Input for this task:
----------

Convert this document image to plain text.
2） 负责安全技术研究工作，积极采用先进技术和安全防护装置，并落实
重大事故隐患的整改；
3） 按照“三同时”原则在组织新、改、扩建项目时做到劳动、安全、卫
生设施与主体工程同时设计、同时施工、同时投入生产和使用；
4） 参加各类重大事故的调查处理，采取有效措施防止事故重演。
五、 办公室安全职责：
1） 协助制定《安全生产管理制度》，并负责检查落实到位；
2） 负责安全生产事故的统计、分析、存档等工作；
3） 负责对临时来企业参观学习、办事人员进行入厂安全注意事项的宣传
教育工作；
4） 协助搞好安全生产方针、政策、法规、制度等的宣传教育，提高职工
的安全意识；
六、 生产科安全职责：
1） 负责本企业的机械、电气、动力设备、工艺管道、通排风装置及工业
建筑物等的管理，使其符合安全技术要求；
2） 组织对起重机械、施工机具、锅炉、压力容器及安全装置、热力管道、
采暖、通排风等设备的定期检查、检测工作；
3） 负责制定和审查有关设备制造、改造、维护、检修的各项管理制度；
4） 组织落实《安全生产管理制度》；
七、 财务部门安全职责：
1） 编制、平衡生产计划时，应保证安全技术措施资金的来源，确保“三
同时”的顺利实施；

----------

Reproduce every record above exactly as it appears.

Exercise output:
Convert this document image to plain text.
2） 负责安全技术研究工作，积极采用先进技术和安全防护装置，并落实
重大事故隐患的整改；
3） 按照“三同时”原则在组织新、改、扩建项目时做到劳动、安全、卫
生设施与主体工程同时设计、同时施工、同时投入生产和使用；
4） 参加各类重大事故的调查处理，采取有效措施防止事故重演。
五、 办公室安全职责：
1） 协助制定《安全生产管理制度》，并负责检查落实到位；
2） 负责安全生产事故的统计、分析、存档等工作；
3） 负责对临时来企业参观学习、办事人员进行入厂安全注意事项的宣传
教育工作；
4） 协助搞好安全生产方针、政策、法规、制度等的宣传教育，提高职工
的安全意识；
六、 生产科安全职责：
1） 负责本企业的机械、电气、动力设备、工艺管道、通排风装置及工业
建筑物等的管理，使其符合安全技术要求；
2） 组织对起重机械、施工机具、锅炉、压力容器及安全装置、热力管道、
采暖、通排风等设备的定期检查、检测工作；
3） 负责制定和审查有关设备制造、改造、维护、检修的各项管理制度；
4） 组织落实《安全生产管理制度》；
七、 财务部门安全职责：
1） 编制、平衡生产计划时，应保证安全技术措施资金的来源，确保“三
同时”的顺利实施；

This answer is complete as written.